*Do this*:
Carry the article on Maya, Waleed and the Sania Zehra case forward from its last sentence.

*Passage to read*:
He shields his complacency behind flowers and cheap flirtation. When he lashes out, he softens up just enough to pressurise Maya into apologising for being too difficult. He commands hesitation that gives Maya pause, making her wonder whether or not she's mad to notice his blatant switch-ups and the alarm bells that ring in her head as a result of these drastic personality shifts.

Waleed's subjugation is silent - a picture-perfect companion to Maya's forced yet quiet deference. Until, of course, he realises that he has her completely cornered. In Episode 17, he lets his perversion slip and harasses her inside her own home because, by this point, he knows where the real weight of consequences lies - and it's not with him.

"Don't say no to me. I don't like hearing refusal," he drills into a frightened Maya, thereby eliminating all doubts that might've salvaged his character. Waleed is an abuser through and through, and he takes pride in it because he knows no one will call him one.

What drives the point further is when Maya, in a rare act of hopeless resistance, bursts and informs her mother that she's being crushed to no end - walking on eggshells around her fiancé and beaten into submission by her father simultaneously.

She later also admits to her sister that Waleed terrifies her because she can't deny the traits he shares with her father. She declares with a clarity that might shock Pakistani drama audiences, "I don't want to live my mother's life."

A tragic mirror

Maya is merely a fictional echo of many girls and women who now lie six feet under. Her depiction calls to mind Sania Zehra, a 20-year-old woman who was found hanging by a noose in her Multan home last year in July. Her in-laws maintained that it was a suicide, dismissive of the bruises and other marks of torture. Does the fact that Sania was pregnant and a mother of two evoke due sympathy that wasn't granted while she was still alive?

(Stored dataset items)
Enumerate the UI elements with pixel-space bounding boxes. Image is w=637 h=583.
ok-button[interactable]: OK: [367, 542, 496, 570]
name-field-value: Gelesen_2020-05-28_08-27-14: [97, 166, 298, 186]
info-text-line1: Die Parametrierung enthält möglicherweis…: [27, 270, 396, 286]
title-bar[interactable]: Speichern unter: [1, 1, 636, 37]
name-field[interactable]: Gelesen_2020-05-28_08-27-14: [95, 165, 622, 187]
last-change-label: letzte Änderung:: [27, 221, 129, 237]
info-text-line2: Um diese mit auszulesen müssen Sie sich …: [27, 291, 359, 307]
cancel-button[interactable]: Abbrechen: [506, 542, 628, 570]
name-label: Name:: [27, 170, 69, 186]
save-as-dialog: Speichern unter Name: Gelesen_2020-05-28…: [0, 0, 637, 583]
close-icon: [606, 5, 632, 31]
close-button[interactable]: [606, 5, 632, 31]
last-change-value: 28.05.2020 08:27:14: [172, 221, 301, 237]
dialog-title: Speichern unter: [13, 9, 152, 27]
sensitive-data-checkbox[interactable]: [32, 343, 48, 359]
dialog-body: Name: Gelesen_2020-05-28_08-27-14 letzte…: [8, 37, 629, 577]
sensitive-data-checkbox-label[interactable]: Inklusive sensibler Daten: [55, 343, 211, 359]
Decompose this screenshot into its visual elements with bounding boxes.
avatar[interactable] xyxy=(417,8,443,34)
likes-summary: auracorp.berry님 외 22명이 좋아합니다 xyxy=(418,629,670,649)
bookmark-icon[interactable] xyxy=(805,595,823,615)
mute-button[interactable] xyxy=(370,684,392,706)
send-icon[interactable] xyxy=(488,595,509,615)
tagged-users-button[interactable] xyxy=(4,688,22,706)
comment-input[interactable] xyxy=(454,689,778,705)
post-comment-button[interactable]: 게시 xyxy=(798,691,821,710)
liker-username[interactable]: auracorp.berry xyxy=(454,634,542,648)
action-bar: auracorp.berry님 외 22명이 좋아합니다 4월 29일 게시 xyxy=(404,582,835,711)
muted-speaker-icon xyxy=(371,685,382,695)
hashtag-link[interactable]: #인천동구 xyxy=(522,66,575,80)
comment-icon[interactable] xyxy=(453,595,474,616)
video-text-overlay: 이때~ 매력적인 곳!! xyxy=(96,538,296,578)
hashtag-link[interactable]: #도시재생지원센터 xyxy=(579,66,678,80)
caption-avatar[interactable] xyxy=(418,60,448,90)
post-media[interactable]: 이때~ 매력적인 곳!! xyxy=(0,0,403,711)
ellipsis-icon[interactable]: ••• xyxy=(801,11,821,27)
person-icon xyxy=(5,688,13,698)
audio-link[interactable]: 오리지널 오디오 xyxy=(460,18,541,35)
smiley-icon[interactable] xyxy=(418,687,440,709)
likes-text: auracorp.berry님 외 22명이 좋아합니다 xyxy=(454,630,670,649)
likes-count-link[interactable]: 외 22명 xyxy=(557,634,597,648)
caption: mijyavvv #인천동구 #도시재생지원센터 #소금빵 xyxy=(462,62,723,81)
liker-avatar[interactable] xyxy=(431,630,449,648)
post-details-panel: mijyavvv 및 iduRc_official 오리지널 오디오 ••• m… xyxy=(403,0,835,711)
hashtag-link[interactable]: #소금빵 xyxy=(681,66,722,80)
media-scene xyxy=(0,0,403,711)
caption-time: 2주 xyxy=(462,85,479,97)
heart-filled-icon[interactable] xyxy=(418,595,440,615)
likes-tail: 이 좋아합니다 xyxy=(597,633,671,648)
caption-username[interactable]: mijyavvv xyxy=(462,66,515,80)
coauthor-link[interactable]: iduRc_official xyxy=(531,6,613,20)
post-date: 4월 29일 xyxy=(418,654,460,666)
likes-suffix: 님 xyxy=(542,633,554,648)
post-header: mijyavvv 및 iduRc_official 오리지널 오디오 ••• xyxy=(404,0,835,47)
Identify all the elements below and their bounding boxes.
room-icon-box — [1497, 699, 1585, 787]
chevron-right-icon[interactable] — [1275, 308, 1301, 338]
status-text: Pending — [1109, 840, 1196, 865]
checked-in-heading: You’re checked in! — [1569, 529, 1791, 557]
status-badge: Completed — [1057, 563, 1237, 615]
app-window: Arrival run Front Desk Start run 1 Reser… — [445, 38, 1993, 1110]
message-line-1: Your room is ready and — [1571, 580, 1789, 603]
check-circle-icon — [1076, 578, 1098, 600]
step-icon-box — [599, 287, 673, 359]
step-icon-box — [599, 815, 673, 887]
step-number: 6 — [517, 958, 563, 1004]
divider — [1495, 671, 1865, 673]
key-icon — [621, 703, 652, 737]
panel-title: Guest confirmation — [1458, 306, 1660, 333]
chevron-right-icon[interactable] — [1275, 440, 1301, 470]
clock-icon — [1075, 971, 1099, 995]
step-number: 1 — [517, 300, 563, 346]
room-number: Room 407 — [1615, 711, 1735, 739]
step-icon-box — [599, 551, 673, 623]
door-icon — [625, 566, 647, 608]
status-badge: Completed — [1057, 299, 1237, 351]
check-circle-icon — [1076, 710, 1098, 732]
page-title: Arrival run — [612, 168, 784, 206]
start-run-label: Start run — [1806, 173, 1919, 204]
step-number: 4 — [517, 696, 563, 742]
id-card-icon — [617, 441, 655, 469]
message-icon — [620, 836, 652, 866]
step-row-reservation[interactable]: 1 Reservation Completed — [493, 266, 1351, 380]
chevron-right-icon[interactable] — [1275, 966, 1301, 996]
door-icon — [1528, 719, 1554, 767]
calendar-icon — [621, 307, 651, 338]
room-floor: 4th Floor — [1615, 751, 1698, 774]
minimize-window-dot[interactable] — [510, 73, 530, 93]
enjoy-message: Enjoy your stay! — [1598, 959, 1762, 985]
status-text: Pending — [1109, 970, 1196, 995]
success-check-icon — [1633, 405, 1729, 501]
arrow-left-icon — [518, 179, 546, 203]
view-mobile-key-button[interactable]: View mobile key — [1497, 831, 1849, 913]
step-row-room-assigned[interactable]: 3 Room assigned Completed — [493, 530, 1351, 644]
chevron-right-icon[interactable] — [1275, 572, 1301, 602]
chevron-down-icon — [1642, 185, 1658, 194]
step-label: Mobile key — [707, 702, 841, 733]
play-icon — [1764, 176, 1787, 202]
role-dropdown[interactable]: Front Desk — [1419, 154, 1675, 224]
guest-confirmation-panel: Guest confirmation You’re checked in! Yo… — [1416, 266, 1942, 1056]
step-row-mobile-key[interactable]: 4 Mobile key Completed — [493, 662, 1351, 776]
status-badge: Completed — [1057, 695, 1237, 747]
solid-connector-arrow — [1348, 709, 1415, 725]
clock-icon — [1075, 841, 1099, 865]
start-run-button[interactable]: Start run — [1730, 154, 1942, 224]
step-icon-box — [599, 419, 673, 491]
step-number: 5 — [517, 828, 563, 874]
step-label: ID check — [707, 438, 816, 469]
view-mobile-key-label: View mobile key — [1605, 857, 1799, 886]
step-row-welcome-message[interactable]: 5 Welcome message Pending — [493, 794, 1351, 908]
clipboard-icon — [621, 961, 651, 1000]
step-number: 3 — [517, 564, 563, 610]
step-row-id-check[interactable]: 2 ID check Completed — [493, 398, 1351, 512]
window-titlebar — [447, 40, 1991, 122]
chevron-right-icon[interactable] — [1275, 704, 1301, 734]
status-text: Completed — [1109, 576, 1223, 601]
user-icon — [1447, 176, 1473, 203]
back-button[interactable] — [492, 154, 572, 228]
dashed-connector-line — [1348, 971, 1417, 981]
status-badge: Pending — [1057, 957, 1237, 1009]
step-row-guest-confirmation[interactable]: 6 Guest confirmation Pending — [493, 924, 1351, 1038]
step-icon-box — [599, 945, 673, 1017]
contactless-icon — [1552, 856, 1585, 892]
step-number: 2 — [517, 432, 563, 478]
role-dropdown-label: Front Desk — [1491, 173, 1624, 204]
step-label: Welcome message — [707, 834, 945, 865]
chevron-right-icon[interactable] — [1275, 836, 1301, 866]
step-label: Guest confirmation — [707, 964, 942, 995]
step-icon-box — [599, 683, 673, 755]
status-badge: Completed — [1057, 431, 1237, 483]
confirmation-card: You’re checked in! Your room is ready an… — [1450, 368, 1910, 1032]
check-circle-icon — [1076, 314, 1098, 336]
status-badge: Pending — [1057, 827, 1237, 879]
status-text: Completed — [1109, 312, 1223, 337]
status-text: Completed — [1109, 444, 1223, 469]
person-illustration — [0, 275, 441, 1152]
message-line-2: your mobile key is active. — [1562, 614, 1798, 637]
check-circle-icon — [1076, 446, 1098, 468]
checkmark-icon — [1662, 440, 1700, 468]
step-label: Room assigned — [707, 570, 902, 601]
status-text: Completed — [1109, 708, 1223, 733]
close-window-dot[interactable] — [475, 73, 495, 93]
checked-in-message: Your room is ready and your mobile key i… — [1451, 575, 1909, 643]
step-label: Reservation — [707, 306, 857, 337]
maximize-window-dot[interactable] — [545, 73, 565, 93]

*Output*:
How about the more recent case of femicide that has rattled the nation? Does Sana Yousaf, a 17-year-old influencer who was murdered for repeatedly turning down a man's "offers off friendship", deserve sympathy? If the answer is an emphatic yes then that does beg the question of why these two, along with many others, are no longer with us.

The problem isn't that there's little sympathy to go around, but that girls and women are deemed unworthy of it while they can still be saved. Cries for help are buried under the belief that domestic affairs are simply none of our business or the assertion that a content creator choosing to share parts of her life with the world must surely be asking for it.

Years later, Qandeel Baloch still haunts the mind. Even in death her right to live is debated because a woman's lifestyle determines whether she qualifies as a human being, at least enough to warrant public support.

Maya may only be a fictional mirror for all the lives we have lost to femicide and ones we could potentially lose, but she is a mirror that reflects reality. She's resonant because she isn't afforded the option of saying no, because exercising caution isn't enough of a solution for her.

The difference is, Parwarish might save Maya, but how many will we continue to lose to the whetted blade of patriarchy?